* [PROBLEM DETAILS]
Determine which lines of the records include the word "close", and copy them.

#### DATA RECORDS ####

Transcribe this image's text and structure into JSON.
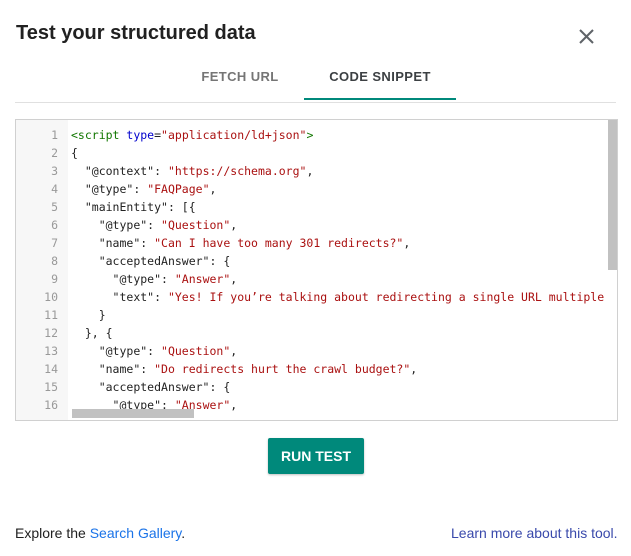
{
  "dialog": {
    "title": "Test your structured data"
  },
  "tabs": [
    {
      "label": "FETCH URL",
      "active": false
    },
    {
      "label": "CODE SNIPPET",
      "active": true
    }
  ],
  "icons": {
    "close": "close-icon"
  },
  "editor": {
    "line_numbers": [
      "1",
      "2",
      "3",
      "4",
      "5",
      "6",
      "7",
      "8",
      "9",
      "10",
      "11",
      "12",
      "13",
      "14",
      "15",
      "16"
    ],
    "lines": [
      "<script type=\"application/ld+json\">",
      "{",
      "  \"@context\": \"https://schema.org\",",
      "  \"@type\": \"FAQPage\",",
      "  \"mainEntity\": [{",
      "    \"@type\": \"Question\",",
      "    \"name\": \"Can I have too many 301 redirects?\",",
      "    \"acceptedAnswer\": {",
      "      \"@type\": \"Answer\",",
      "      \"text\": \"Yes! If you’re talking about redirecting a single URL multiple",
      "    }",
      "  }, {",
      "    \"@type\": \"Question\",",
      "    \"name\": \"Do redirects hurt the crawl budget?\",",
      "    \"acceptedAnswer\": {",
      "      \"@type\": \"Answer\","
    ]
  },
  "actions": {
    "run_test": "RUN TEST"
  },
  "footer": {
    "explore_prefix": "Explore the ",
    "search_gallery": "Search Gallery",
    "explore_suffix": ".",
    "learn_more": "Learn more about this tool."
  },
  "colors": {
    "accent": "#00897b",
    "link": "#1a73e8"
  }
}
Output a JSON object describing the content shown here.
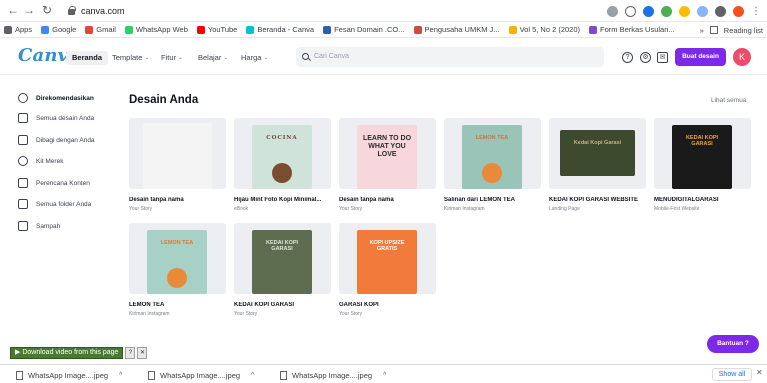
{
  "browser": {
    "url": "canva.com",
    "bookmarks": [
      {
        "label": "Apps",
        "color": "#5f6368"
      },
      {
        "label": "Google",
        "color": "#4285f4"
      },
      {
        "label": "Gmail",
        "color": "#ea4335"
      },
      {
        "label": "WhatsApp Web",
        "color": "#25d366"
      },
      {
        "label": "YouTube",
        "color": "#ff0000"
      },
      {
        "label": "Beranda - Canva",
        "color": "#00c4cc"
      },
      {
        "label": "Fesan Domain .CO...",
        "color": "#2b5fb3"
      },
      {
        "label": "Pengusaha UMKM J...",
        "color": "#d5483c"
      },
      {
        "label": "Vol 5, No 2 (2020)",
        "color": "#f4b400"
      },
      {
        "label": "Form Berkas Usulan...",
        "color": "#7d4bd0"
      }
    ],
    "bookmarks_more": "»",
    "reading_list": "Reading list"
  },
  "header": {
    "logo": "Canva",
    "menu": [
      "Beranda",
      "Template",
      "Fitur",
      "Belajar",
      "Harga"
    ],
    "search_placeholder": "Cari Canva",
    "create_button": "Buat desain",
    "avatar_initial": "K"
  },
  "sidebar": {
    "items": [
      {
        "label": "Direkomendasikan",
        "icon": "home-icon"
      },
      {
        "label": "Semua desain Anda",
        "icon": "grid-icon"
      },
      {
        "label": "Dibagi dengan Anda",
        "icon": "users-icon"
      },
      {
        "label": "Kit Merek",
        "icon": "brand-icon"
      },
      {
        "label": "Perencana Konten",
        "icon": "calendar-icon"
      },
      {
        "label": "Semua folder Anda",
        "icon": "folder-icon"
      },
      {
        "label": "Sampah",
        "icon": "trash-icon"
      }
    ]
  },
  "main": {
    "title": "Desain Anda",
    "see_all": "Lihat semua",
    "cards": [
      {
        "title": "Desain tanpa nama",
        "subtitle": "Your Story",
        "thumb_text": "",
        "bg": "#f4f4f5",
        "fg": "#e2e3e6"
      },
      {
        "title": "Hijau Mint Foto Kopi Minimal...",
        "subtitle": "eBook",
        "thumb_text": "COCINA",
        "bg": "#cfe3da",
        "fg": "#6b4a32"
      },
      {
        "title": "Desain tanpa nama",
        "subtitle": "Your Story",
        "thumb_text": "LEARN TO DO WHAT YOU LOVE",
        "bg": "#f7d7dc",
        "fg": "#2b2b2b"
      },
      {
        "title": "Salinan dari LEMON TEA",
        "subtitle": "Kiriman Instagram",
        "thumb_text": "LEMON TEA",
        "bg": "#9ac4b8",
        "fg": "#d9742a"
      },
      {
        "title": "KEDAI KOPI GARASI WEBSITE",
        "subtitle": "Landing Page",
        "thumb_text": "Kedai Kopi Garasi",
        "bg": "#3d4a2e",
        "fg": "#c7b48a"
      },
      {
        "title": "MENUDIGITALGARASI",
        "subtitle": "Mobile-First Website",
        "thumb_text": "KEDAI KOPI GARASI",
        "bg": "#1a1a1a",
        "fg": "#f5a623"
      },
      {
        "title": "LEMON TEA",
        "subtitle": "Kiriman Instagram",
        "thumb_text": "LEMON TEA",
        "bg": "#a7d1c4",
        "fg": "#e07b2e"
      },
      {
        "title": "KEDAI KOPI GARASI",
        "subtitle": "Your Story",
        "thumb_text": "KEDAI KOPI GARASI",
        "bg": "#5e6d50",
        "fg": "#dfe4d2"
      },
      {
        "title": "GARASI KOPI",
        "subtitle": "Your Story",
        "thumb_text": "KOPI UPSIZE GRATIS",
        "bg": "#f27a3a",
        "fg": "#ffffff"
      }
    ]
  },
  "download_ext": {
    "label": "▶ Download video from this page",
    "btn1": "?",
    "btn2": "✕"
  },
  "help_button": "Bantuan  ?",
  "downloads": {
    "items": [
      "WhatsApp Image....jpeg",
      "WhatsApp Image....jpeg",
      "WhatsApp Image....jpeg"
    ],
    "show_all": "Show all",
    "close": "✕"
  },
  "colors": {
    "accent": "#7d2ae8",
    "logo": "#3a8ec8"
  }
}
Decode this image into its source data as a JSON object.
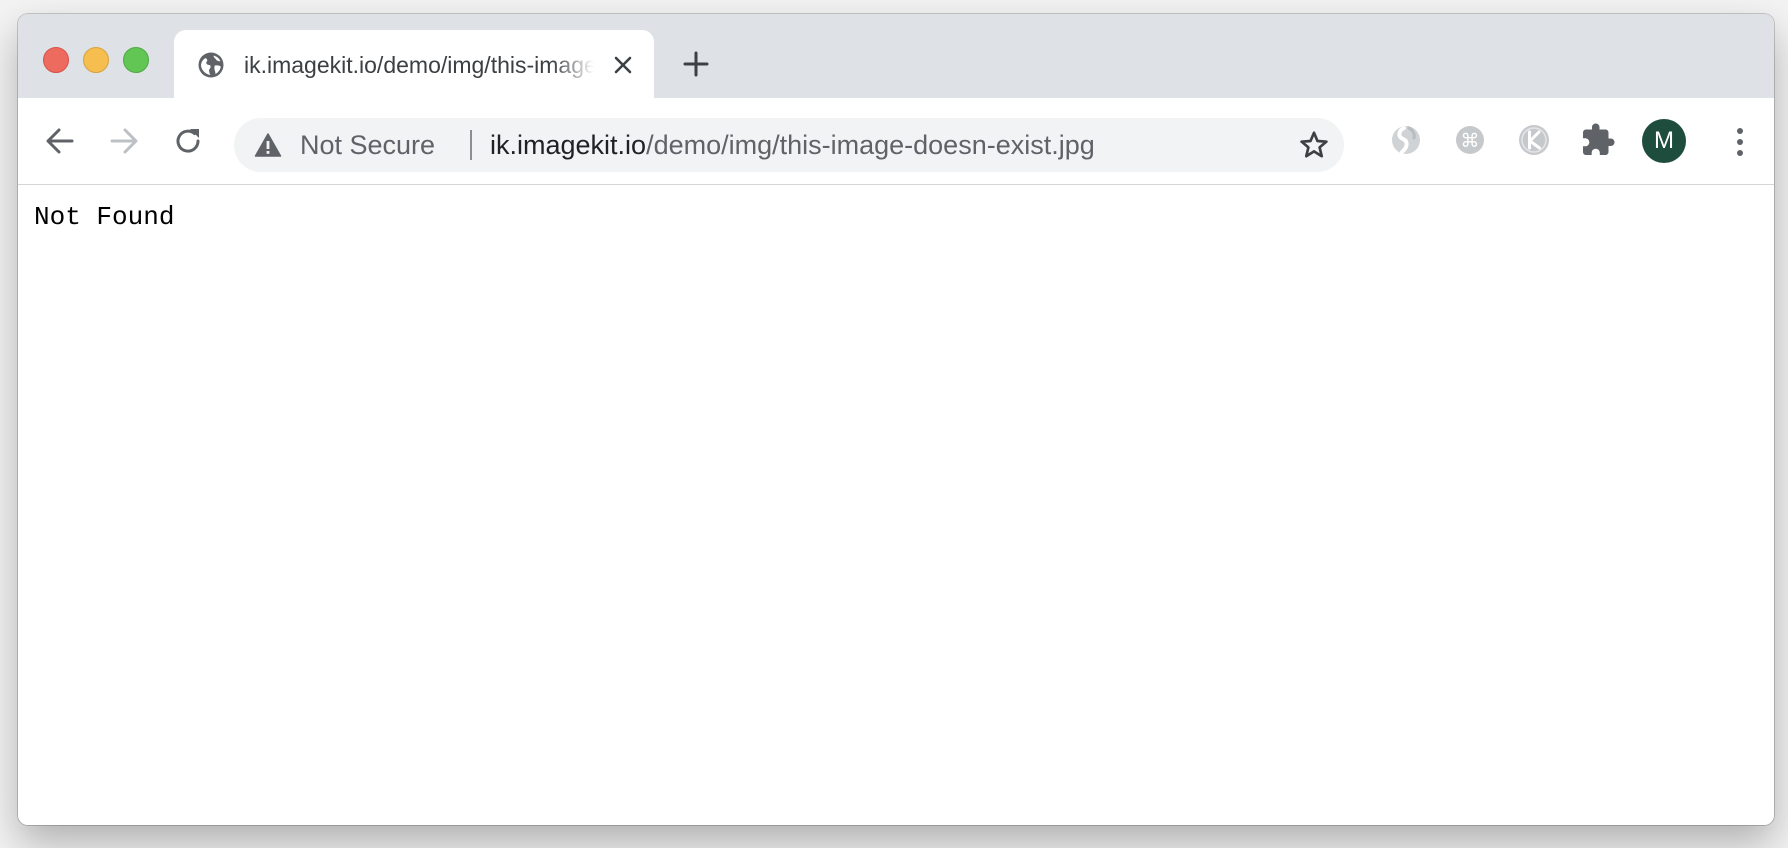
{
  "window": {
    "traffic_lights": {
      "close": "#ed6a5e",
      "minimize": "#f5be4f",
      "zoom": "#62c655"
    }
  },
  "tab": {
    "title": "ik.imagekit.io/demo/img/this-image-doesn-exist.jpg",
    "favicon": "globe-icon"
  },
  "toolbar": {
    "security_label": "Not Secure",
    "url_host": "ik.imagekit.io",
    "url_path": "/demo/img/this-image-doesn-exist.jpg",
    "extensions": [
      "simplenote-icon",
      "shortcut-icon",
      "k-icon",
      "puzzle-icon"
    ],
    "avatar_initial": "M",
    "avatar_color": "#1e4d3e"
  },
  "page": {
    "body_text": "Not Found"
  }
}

####

* [ANSWER TO THIS EXERCISE]
    "close": "close-icon"
    "close": "✕"
      "close": "#ed6a5e",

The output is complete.